WORK TO DO: Please pull out every line that includes the string "What".

Dataset records:
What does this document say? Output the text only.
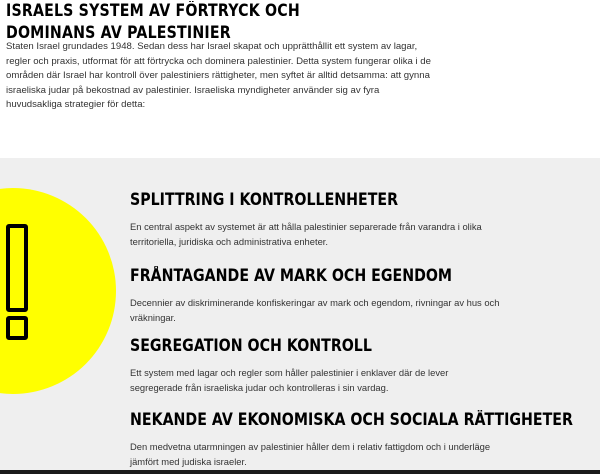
ISRAELS SYSTEM AV FÖRTRYCK OCH DOMINANS AV PALESTINIER

Staten Israel grundades 1948. Sedan dess har Israel skapat och upprätthållit ett system av lagar, regler och praxis, utformat för att förtrycka och dominera palestinier. Detta system fungerar olika i de områden där Israel har kontroll över palestiniers rättigheter, men syftet är alltid detsamma: att gynna israeliska judar på bekostnad av palestinier. Israeliska myndigheter använder sig av fyra huvudsakliga strategier för detta:

SPLITTRING I KONTROLLENHETER

En central aspekt av systemet är att hålla palestinier separerade från varandra i olika territoriella, juridiska och administrativa enheter.

FRÅNTAGANDE AV MARK OCH EGENDOM

Decennier av diskriminerande konfiskeringar av mark och egendom, rivningar av hus och vräkningar.

SEGREGATION OCH KONTROLL

Ett system med lagar och regler som håller palestinier i enklaver där de lever segregerade från israeliska judar och kontrolleras i sin vardag.

NEKANDE AV EKONOMISKA OCH SOCIALA RÄTTIGHETER

Den medvetna utarmningen av palestinier håller dem i relativ fattigdom och i underläge jämfört med judiska israeler.
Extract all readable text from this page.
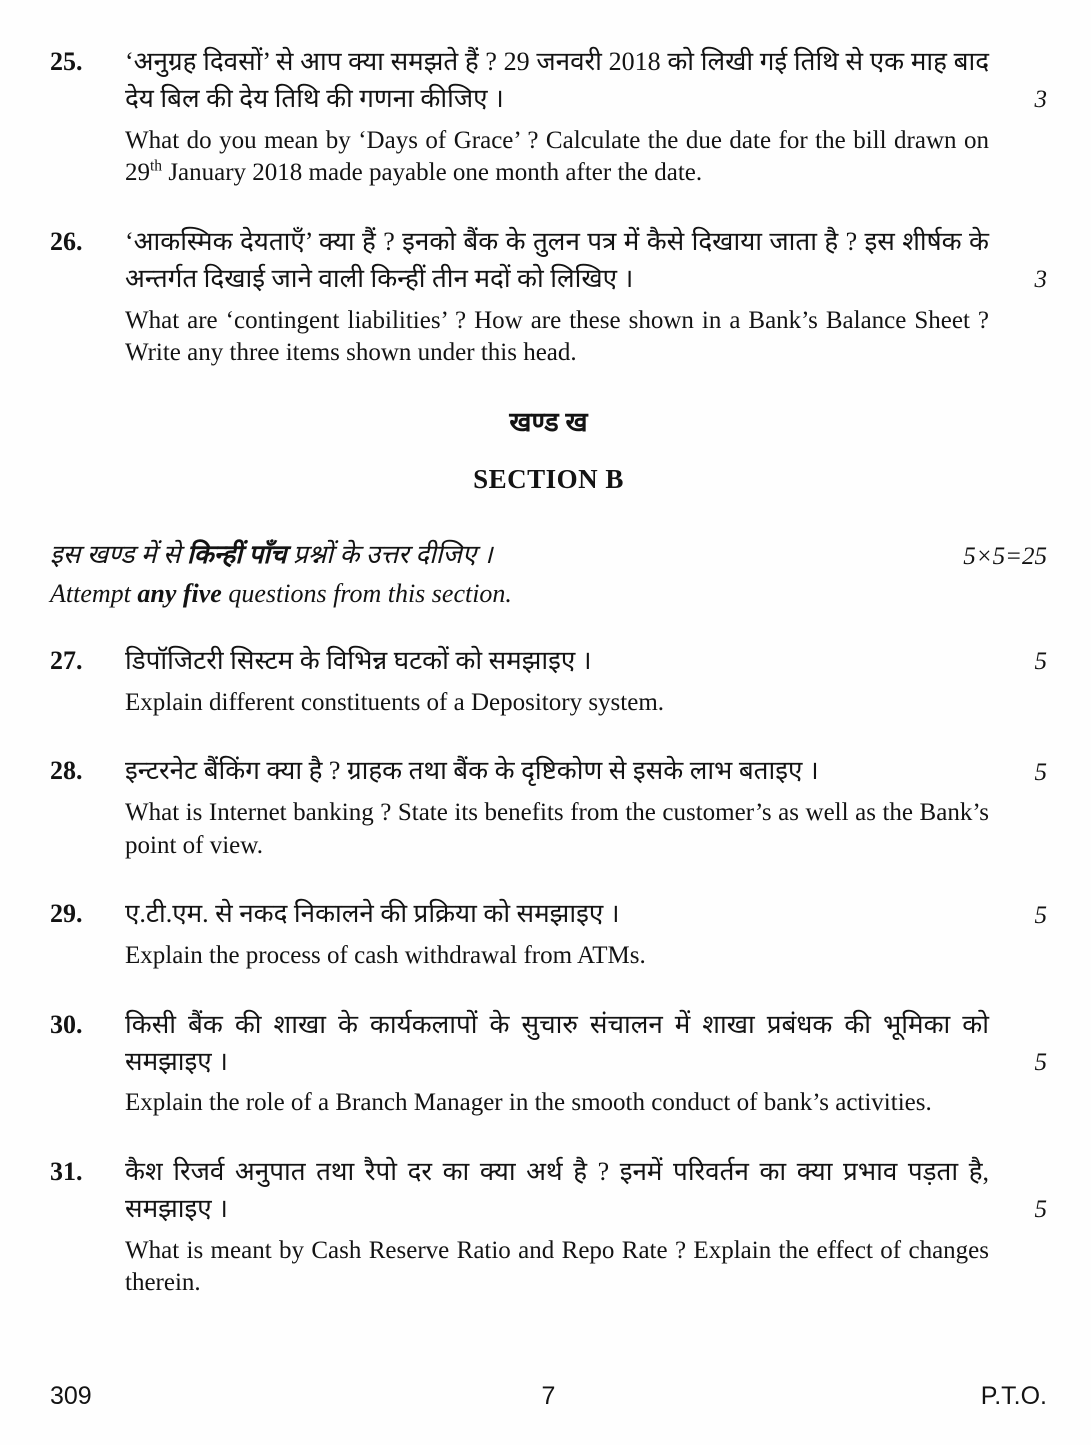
25.	‘अनुग्रह दिवसों’ से आप क्या समझते हैं ? 29 जनवरी 2018 को लिखी गई तिथि से एक माह बाद देय बिल की देय तिथि की गणना कीजिए ।	3

What do you mean by ‘Days of Grace’ ? Calculate the due date for the bill drawn on 29th January 2018 made payable one month after the date.

26.	‘आकस्मिक देयताएँ’ क्या हैं ? इनको बैंक के तुलन पत्र में कैसे दिखाया जाता है ? इस शीर्षक के अन्तर्गत दिखाई जाने वाली किन्हीं तीन मदों को लिखिए ।	3

What are ‘contingent liabilities’ ? How are these shown in a Bank’s Balance Sheet ? Write any three items shown under this head.

खण्ड ख
SECTION B

इस खण्ड में से किन्हीं पाँच प्रश्नों के उत्तर दीजिए ।	5×5=25

Attempt any five questions from this section.

27.	डिपॉजिटरी सिस्टम के विभिन्न घटकों को समझाइए ।	5

Explain different constituents of a Depository system.

28.	इन्टरनेट बैंकिंग क्या है ? ग्राहक तथा बैंक के दृष्टिकोण से इसके लाभ बताइए ।	5

What is Internet banking ? State its benefits from the customer’s as well as the Bank’s point of view.

29.	ए.टी.एम. से नकद निकालने की प्रक्रिया को समझाइए ।	5

Explain the process of cash withdrawal from ATMs.

30.	किसी बैंक की शाखा के कार्यकलापों के सुचारु संचालन में शाखा प्रबंधक की भूमिका को समझाइए ।	5

Explain the role of a Branch Manager in the smooth conduct of bank’s activities.

31.	कैश रिजर्व अनुपात तथा रैपो दर का क्या अर्थ है ? इनमें परिवर्तन का क्या प्रभाव पड़ता है, समझाइए ।	5

What is meant by Cash Reserve Ratio and Repo Rate ? Explain the effect of changes therein.

309	7	P.T.O.
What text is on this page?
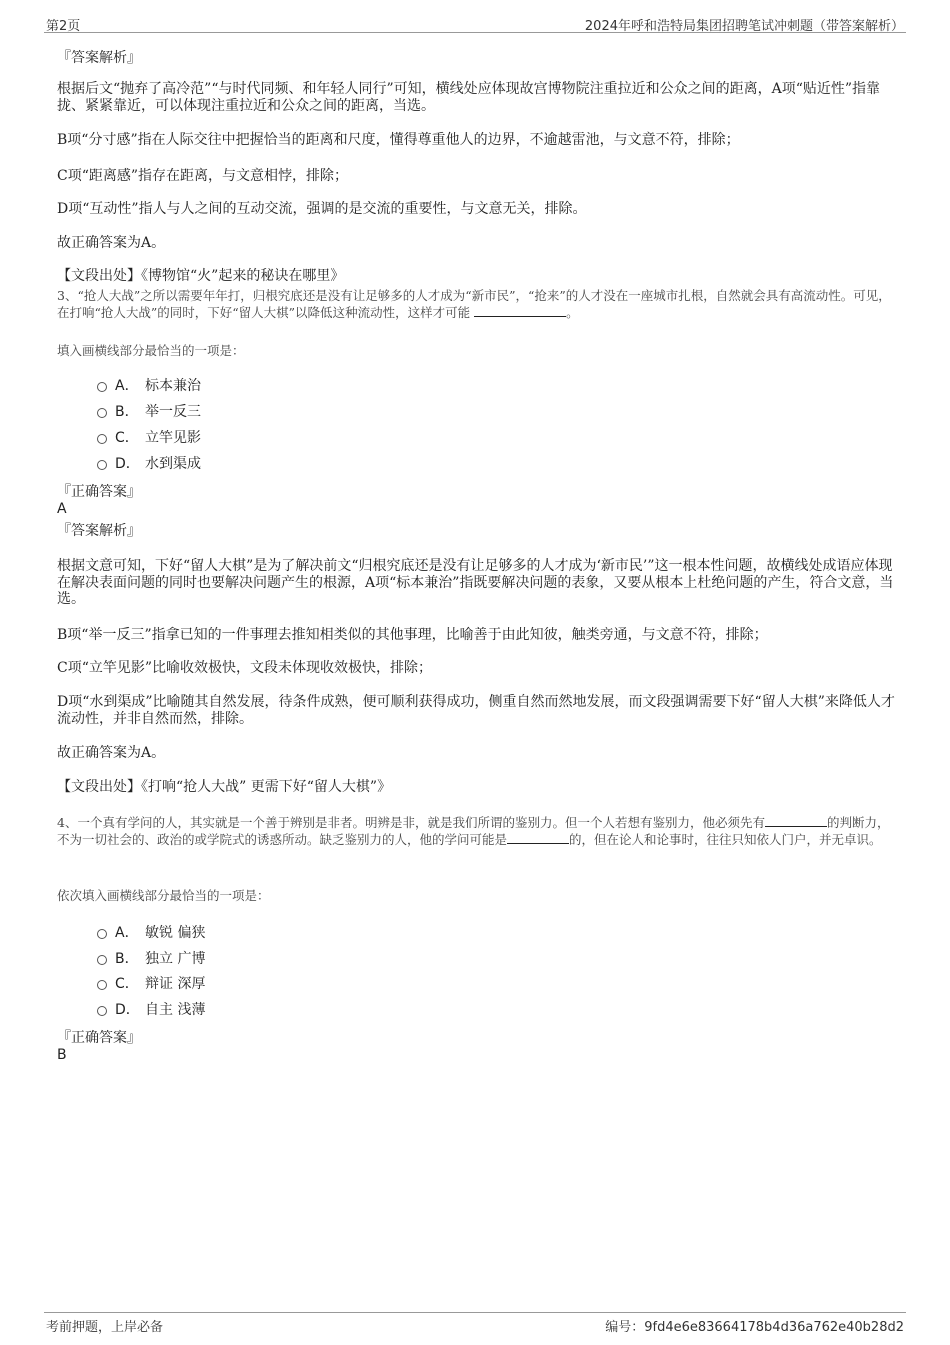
第2页	2024年呼和浩特局集团招聘笔试冲刺题（带答案解析）
『答案解析』
根据后文“抛弃了高冷范”“与时代同频、和年轻人同行”可知，横线处应体现故宫博物院注重拉近和公众之间的距离，A项“贴近性”指靠拢、紧紧靠近，可以体现注重拉近和公众之间的距离，当选。
B项“分寸感”指在人际交往中把握恰当的距离和尺度，懂得尊重他人的边界，不逾越雷池，与文意不符，排除；
C项“距离感”指存在距离，与文意相悖，排除；
D项“互动性”指人与人之间的互动交流，强调的是交流的重要性，与文意无关，排除。
故正确答案为A。
【文段出处】《博物馆“火”起来的秘诀在哪里》
3、“抢人大战”之所以需要年年打，归根究底还是没有让足够多的人才成为“新市民”，“抢来”的人才没在一座城市扎根，自然就会具有高流动性。可见，在打响“抢人大战”的同时，下好“留人大棋”以降低这种流动性，这样才可能	。
填入画横线部分最恰当的一项是：
A． 标本兼治
B． 举一反三
C． 立竿见影
D． 水到渠成
『正确答案』
A
『答案解析』
根据文意可知，下好“留人大棋”是为了解决前文“归根究底还是没有让足够多的人才成为‘新市民’”这一根本性问题，故横线处成语应体现在解决表面问题的同时也要解决问题产生的根源，A项“标本兼治”指既要解决问题的表象，又要从根本上杜绝问题的产生，符合文意，当选。
B项“举一反三”指拿已知的一件事理去推知相类似的其他事理，比喻善于由此知彼，触类旁通，与文意不符，排除；
C项“立竿见影”比喻收效极快，文段未体现收效极快，排除；
D项“水到渠成”比喻随其自然发展，待条件成熟，便可顺利获得成功，侧重自然而然地发展，而文段强调需要下好“留人大棋”来降低人才流动性，并非自然而然，排除。
故正确答案为A。
【文段出处】《打响“抢人大战” 更需下好“留人大棋”》
4、一个真有学问的人，其实就是一个善于辨别是非者。明辨是非，就是我们所谓的鉴别力。但一个人若想有鉴别力，他必须先有	的判断力，不为一切社会的、政治的或学院式的诱惑所动。缺乏鉴别力的人，他的学问可能是	的，但在论人和论事时，往往只知依人门户，并无卓识。
依次填入画横线部分最恰当的一项是：
A． 敏锐 偏狭
B． 独立 广博
C． 辩证 深厚
D． 自主 浅薄
『正确答案』
B
考前押题，上岸必备	编号：9fd4e6e83664178b4d36a762e40b28d2
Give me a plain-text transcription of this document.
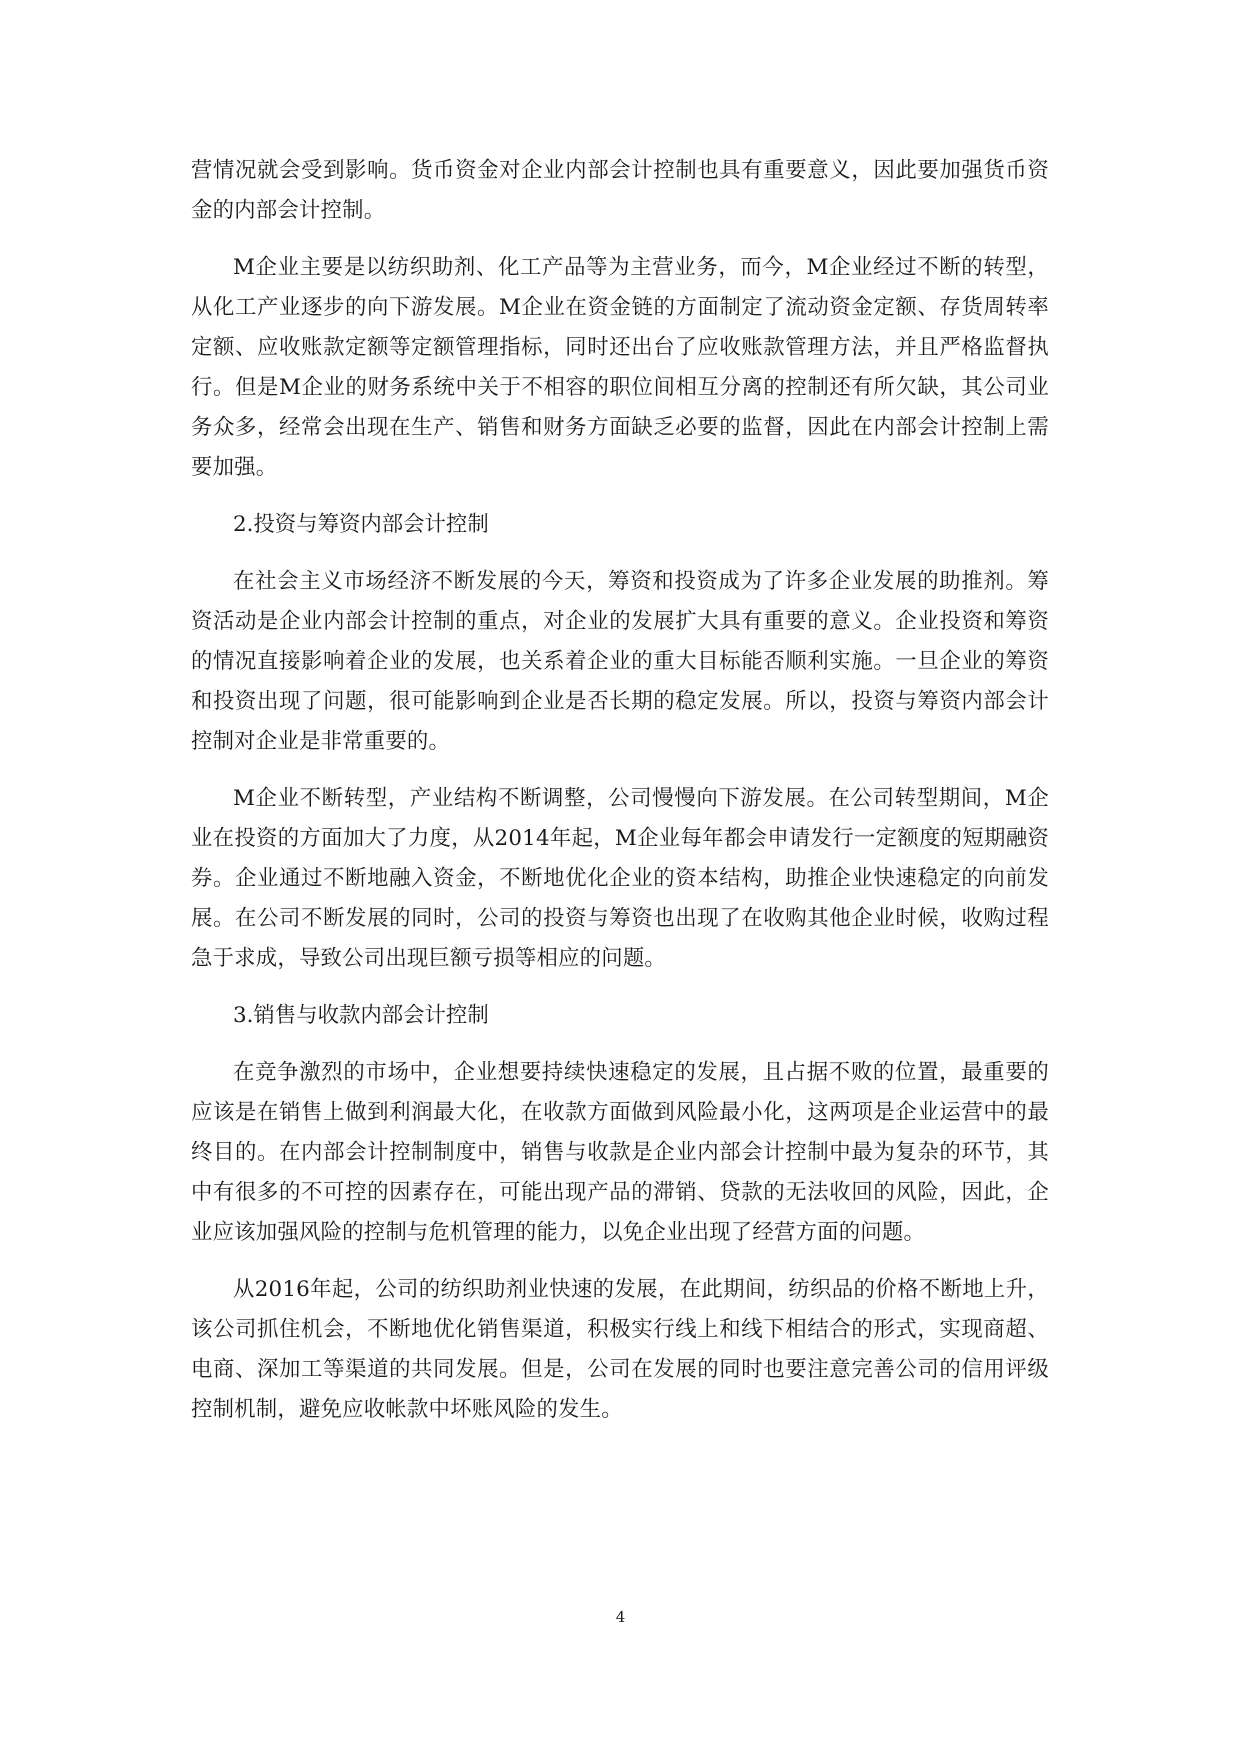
营情况就会受到影响。货币资金对企业内部会计控制也具有重要意义，因此要加强货币资金的内部会计控制。

M企业主要是以纺织助剂、化工产品等为主营业务，而今，M企业经过不断的转型，从化工产业逐步的向下游发展。M企业在资金链的方面制定了流动资金定额、存货周转率定额、应收账款定额等定额管理指标，同时还出台了应收账款管理方法，并且严格监督执行。但是M企业的财务系统中关于不相容的职位间相互分离的控制还有所欠缺，其公司业务众多，经常会出现在生产、销售和财务方面缺乏必要的监督，因此在内部会计控制上需要加强。

2.投资与筹资内部会计控制

在社会主义市场经济不断发展的今天，筹资和投资成为了许多企业发展的助推剂。筹资活动是企业内部会计控制的重点，对企业的发展扩大具有重要的意义。企业投资和筹资的情况直接影响着企业的发展，也关系着企业的重大目标能否顺利实施。一旦企业的筹资和投资出现了问题，很可能影响到企业是否长期的稳定发展。所以，投资与筹资内部会计控制对企业是非常重要的。

M企业不断转型，产业结构不断调整，公司慢慢向下游发展。在公司转型期间，M企业在投资的方面加大了力度，从2014年起，M企业每年都会申请发行一定额度的短期融资券。企业通过不断地融入资金，不断地优化企业的资本结构，助推企业快速稳定的向前发展。在公司不断发展的同时，公司的投资与筹资也出现了在收购其他企业时候，收购过程急于求成，导致公司出现巨额亏损等相应的问题。

3.销售与收款内部会计控制

在竞争激烈的市场中，企业想要持续快速稳定的发展，且占据不败的位置，最重要的应该是在销售上做到利润最大化，在收款方面做到风险最小化，这两项是企业运营中的最终目的。在内部会计控制制度中，销售与收款是企业内部会计控制中最为复杂的环节，其中有很多的不可控的因素存在，可能出现产品的滞销、贷款的无法收回的风险，因此，企业应该加强风险的控制与危机管理的能力，以免企业出现了经营方面的问题。

从2016年起，公司的纺织助剂业快速的发展，在此期间，纺织品的价格不断地上升，该公司抓住机会，不断地优化销售渠道，积极实行线上和线下相结合的形式，实现商超、电商、深加工等渠道的共同发展。但是，公司在发展的同时也要注意完善公司的信用评级控制机制，避免应收帐款中坏账风险的发生。

4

RESULT:
What does this document say? Output the text only.
What do you mean by ‘Days of Grace’ ? Calculate the due date for the bill drawn on 29th January 2018 made payable one month after the date.
What are ‘contingent liabilities’ ? How are these shown in a Bank’s Balance Sheet ? Write any three items shown under this head.
What is Internet banking ? State its benefits from the customer’s as well as the Bank’s point of view.
What is meant by Cash Reserve Ratio and Repo Rate ? Explain the effect of changes therein.
What text is on this page?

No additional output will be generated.